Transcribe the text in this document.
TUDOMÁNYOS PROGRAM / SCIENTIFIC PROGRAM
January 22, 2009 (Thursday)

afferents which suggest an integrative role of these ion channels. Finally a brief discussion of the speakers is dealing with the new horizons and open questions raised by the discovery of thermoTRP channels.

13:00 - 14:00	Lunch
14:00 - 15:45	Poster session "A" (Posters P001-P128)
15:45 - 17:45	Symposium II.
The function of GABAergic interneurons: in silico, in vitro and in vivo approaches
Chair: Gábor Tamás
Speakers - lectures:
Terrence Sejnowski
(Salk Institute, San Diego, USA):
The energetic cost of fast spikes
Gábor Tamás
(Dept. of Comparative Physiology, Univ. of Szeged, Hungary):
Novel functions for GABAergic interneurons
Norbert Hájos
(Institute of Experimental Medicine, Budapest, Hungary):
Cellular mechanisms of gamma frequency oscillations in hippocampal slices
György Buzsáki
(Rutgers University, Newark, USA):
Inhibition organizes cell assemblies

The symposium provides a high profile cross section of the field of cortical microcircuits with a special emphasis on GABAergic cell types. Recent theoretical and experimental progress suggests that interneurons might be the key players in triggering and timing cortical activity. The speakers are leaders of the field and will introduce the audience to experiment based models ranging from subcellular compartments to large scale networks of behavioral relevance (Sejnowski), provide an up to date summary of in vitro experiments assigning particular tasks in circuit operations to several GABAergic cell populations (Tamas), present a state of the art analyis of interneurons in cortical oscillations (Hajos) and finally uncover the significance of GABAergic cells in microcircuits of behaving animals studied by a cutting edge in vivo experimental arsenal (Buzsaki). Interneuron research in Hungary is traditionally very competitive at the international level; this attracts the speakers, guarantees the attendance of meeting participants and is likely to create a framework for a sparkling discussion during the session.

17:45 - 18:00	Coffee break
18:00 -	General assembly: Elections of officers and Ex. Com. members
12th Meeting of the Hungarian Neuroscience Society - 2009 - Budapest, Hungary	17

• Work instruction
Type out each entry above again, exactly.

• Worked solution
Transcribe the text in this document.
TUDOMÁNYOS PROGRAM / SCIENTIFIC PROGRAM
January 22, 2009 (Thursday)

afferents which suggest an integrative role of these ion channels. Finally a brief discussion of the speakers is dealing with the new horizons and open questions raised by the discovery of thermoTRP channels.

13:00 - 14:00	Lunch
14:00 - 15:45	Poster session "A" (Posters P001-P128)
15:45 - 17:45	Symposium II.
The function of GABAergic interneurons: in silico, in vitro and in vivo approaches
Chair: Gábor Tamás
Speakers - lectures:
Terrence Sejnowski
(Salk Institute, San Diego, USA):
The energetic cost of fast spikes
Gábor Tamás
(Dept. of Comparative Physiology, Univ. of Szeged, Hungary):
Novel functions for GABAergic interneurons
Norbert Hájos
(Institute of Experimental Medicine, Budapest, Hungary):
Cellular mechanisms of gamma frequency oscillations in hippocampal slices
György Buzsáki
(Rutgers University, Newark, USA):
Inhibition organizes cell assemblies

The symposium provides a high profile cross section of the field of cortical microcircuits with a special emphasis on GABAergic cell types. Recent theoretical and experimental progress suggests that interneurons might be the key players in triggering and timing cortical activity. The speakers are leaders of the field and will introduce the audience to experiment based models ranging from subcellular compartments to large scale networks of behavioral relevance (Sejnowski), provide an up to date summary of in vitro experiments assigning particular tasks in circuit operations to several GABAergic cell populations (Tamas), present a state of the art analyis of interneurons in cortical oscillations (Hajos) and finally uncover the significance of GABAergic cells in microcircuits of behaving animals studied by a cutting edge in vivo experimental arsenal (Buzsaki). Interneuron research in Hungary is traditionally very competitive at the international level; this attracts the speakers, guarantees the attendance of meeting participants and is likely to create a framework for a sparkling discussion during the session.

17:45 - 18:00	Coffee break
18:00 -	General assembly: Elections of officers and Ex. Com. members
12th Meeting of the Hungarian Neuroscience Society - 2009 - Budapest, Hungary	17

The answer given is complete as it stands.